## Aim of the exercise
Copy out all of the material exactly as presented.

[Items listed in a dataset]
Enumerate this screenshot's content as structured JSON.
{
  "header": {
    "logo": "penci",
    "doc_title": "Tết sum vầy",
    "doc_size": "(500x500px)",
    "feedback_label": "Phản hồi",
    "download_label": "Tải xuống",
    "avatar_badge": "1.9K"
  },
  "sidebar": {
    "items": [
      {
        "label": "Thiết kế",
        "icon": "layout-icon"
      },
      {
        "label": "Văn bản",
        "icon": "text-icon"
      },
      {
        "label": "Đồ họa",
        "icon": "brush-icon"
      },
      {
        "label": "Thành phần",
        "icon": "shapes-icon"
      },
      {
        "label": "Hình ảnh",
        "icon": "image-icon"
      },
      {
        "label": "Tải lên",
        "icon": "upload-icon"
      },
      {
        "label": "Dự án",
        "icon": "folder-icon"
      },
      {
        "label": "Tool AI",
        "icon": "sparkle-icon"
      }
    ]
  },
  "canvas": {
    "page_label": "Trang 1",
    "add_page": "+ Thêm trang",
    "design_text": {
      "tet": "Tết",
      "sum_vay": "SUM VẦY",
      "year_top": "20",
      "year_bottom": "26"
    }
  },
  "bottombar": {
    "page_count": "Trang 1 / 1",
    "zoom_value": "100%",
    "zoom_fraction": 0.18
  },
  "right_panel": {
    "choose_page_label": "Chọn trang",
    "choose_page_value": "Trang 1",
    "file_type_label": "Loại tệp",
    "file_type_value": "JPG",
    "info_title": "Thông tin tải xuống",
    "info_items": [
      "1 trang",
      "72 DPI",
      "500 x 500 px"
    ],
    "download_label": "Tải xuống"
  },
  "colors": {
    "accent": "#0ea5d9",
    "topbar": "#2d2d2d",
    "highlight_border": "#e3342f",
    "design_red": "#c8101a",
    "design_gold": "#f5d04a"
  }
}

## The result
Enumerate this screenshot's content as structured JSON.
{
  "header": {
    "logo": "penci",
    "doc_title": "Tết sum vầy",
    "doc_size": "(500x500px)",
    "feedback_label": "Phản hồi",
    "download_label": "Tải xuống",
    "avatar_badge": "1.9K"
  },
  "sidebar": {
    "items": [
      {
        "label": "Thiết kế",
        "icon": "layout-icon"
      },
      {
        "label": "Văn bản",
        "icon": "text-icon"
      },
      {
        "label": "Đồ họa",
        "icon": "brush-icon"
      },
      {
        "label": "Thành phần",
        "icon": "shapes-icon"
      },
      {
        "label": "Hình ảnh",
        "icon": "image-icon"
      },
      {
        "label": "Tải lên",
        "icon": "upload-icon"
      },
      {
        "label": "Dự án",
        "icon": "folder-icon"
      },
      {
        "label": "Tool AI",
        "icon": "sparkle-icon"
      }
    ]
  },
  "canvas": {
    "page_label": "Trang 1",
    "add_page": "+ Thêm trang",
    "design_text": {
      "tet": "Tết",
      "sum_vay": "SUM VẦY",
      "year_top": "20",
      "year_bottom": "26"
    }
  },
  "bottombar": {
    "page_count": "Trang 1 / 1",
    "zoom_value": "100%",
    "zoom_fraction": 0.18
  },
  "right_panel": {
    "choose_page_label": "Chọn trang",
    "choose_page_value": "Trang 1",
    "file_type_label": "Loại tệp",
    "file_type_value": "JPG",
    "info_title": "Thông tin tải xuống",
    "info_items": [
      "1 trang",
      "72 DPI",
      "500 x 500 px"
    ],
    "download_label": "Tải xuống"
  },
  "colors": {
    "accent": "#0ea5d9",
    "topbar": "#2d2d2d",
    "highlight_border": "#e3342f",
    "design_red": "#c8101a",
    "design_gold": "#f5d04a"
  }
}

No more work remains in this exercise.